* Start *
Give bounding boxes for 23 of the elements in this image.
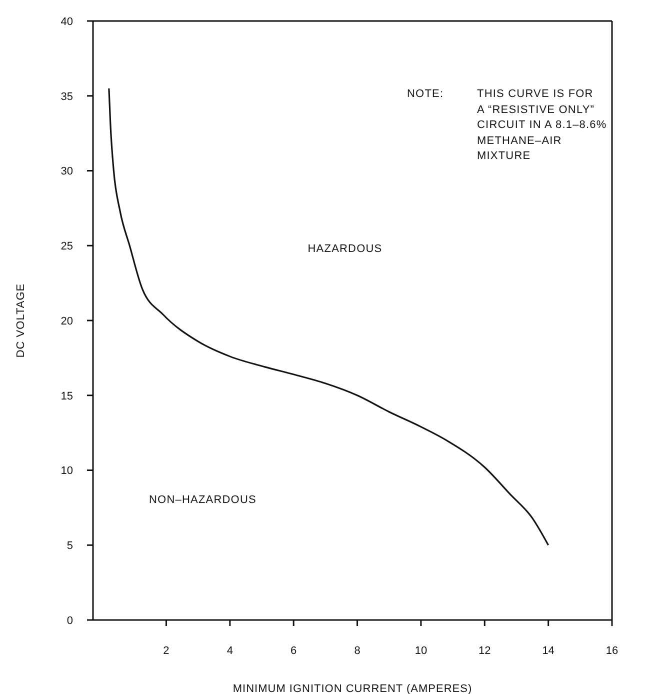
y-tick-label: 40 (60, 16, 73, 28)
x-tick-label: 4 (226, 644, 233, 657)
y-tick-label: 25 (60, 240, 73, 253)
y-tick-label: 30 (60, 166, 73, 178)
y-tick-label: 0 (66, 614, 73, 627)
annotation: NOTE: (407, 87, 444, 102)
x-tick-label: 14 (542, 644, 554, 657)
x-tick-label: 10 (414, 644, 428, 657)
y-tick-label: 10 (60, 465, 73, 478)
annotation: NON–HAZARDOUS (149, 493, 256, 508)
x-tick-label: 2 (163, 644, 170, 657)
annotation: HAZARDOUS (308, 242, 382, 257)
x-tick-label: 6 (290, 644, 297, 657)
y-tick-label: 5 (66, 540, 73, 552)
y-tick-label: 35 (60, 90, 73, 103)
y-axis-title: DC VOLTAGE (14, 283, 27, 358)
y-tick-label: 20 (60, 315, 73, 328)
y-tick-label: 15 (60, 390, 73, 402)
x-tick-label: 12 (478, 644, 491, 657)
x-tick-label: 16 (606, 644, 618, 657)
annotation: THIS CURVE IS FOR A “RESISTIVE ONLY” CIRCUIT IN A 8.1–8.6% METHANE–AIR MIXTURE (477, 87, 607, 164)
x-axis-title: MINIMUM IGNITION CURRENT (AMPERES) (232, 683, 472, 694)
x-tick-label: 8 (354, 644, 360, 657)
* End *
* Start *
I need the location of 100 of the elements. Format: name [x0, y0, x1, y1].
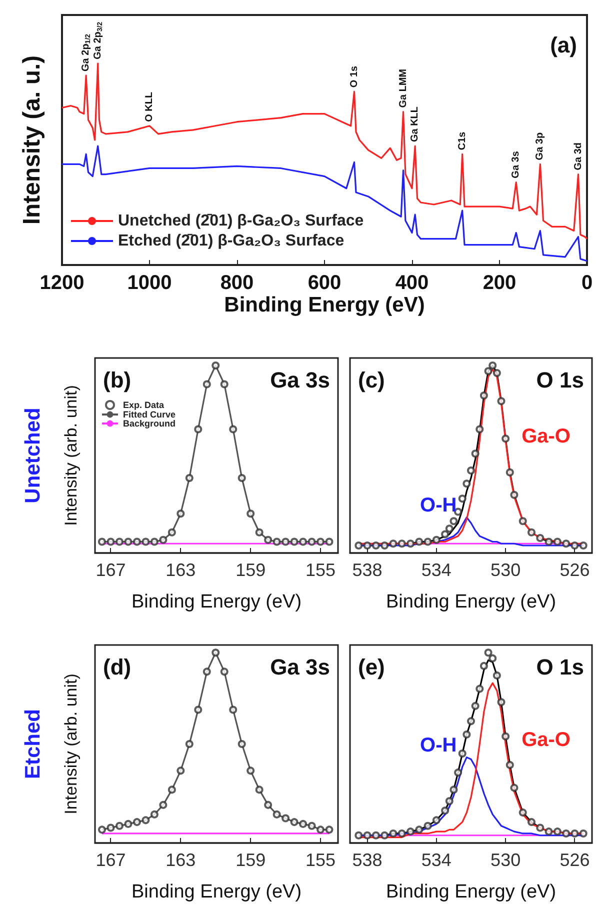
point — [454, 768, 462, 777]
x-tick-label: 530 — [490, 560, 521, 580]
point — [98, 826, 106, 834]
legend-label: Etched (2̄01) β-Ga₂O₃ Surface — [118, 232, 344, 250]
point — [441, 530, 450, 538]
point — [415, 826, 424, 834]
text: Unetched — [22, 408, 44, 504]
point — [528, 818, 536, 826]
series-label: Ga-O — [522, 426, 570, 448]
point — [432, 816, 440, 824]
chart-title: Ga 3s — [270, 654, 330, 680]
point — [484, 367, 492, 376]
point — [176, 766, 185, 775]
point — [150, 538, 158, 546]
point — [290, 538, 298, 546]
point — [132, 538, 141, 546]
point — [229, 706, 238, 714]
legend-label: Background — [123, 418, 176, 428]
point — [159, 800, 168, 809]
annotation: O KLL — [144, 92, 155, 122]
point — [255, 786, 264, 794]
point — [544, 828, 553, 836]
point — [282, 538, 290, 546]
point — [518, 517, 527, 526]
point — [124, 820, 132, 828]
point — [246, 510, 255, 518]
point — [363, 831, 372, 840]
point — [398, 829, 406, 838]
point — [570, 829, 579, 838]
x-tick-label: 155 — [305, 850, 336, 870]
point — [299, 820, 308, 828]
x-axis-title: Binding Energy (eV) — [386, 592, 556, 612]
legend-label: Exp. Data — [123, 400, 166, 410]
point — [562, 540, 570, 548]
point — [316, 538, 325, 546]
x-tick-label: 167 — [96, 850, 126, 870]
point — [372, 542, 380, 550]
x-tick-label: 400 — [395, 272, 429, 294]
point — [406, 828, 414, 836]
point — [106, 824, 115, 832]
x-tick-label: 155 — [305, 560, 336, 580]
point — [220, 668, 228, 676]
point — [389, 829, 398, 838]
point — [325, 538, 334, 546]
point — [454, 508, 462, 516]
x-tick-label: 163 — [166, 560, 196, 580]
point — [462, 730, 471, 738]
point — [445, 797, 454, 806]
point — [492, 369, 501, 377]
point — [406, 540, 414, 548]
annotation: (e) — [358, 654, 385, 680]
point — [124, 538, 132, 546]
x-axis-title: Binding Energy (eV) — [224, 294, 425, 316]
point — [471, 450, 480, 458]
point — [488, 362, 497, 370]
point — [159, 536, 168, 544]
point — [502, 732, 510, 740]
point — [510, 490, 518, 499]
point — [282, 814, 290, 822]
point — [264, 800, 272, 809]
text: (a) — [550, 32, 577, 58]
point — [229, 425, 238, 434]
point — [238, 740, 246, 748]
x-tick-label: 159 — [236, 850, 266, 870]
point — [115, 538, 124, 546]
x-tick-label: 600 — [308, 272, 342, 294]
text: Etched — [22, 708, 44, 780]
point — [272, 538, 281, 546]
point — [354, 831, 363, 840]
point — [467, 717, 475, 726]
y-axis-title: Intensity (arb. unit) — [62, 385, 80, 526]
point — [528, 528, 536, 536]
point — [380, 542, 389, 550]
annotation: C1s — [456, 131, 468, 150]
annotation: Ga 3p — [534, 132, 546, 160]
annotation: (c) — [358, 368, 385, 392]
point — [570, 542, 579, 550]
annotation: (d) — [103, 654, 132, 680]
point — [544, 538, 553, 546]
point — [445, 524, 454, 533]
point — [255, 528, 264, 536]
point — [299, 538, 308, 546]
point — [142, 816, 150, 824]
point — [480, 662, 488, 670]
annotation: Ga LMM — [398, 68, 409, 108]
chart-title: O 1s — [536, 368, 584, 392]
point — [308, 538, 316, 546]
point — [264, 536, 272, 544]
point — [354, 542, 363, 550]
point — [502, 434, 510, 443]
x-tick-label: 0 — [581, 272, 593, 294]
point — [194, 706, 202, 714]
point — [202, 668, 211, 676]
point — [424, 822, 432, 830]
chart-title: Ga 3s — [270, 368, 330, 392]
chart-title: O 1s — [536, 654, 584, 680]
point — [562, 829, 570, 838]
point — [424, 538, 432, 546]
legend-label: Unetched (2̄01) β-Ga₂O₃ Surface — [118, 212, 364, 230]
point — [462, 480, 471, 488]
* End *
* **SHORT PROBLEM**: Retype the rows exactly, starting at the row that contains "y-tick-label: 40 (60, 16, 73, 28)" and stopping after the row that contains "x-tick-label: 8 (354, 644, 360, 657)".

* **TASK ANSWER**:
y-tick-label: 40 (60, 16, 73, 28)
x-tick-label: 4 (226, 644, 233, 657)
y-tick-label: 25 (60, 240, 73, 253)
y-tick-label: 30 (60, 166, 73, 178)
y-tick-label: 0 (66, 614, 73, 627)
annotation: NOTE: (407, 87, 444, 102)
x-tick-label: 14 (542, 644, 554, 657)
x-tick-label: 10 (414, 644, 428, 657)
y-tick-label: 10 (60, 465, 73, 478)
annotation: NON–HAZARDOUS (149, 493, 256, 508)
x-tick-label: 2 (163, 644, 170, 657)
annotation: HAZARDOUS (308, 242, 382, 257)
x-tick-label: 6 (290, 644, 297, 657)
y-tick-label: 5 (66, 540, 73, 552)
y-tick-label: 35 (60, 90, 73, 103)
y-axis-title: DC VOLTAGE (14, 283, 27, 358)
y-tick-label: 20 (60, 315, 73, 328)
y-tick-label: 15 (60, 390, 73, 402)
x-tick-label: 12 (478, 644, 491, 657)
x-tick-label: 16 (606, 644, 618, 657)
annotation: THIS CURVE IS FOR A “RESISTIVE ONLY” CIRCUIT IN A 8.1–8.6% METHANE–AIR MIXTURE (477, 87, 607, 164)
x-axis-title: MINIMUM IGNITION CURRENT (AMPERES) (232, 683, 472, 694)
x-tick-label: 8 (354, 644, 360, 657)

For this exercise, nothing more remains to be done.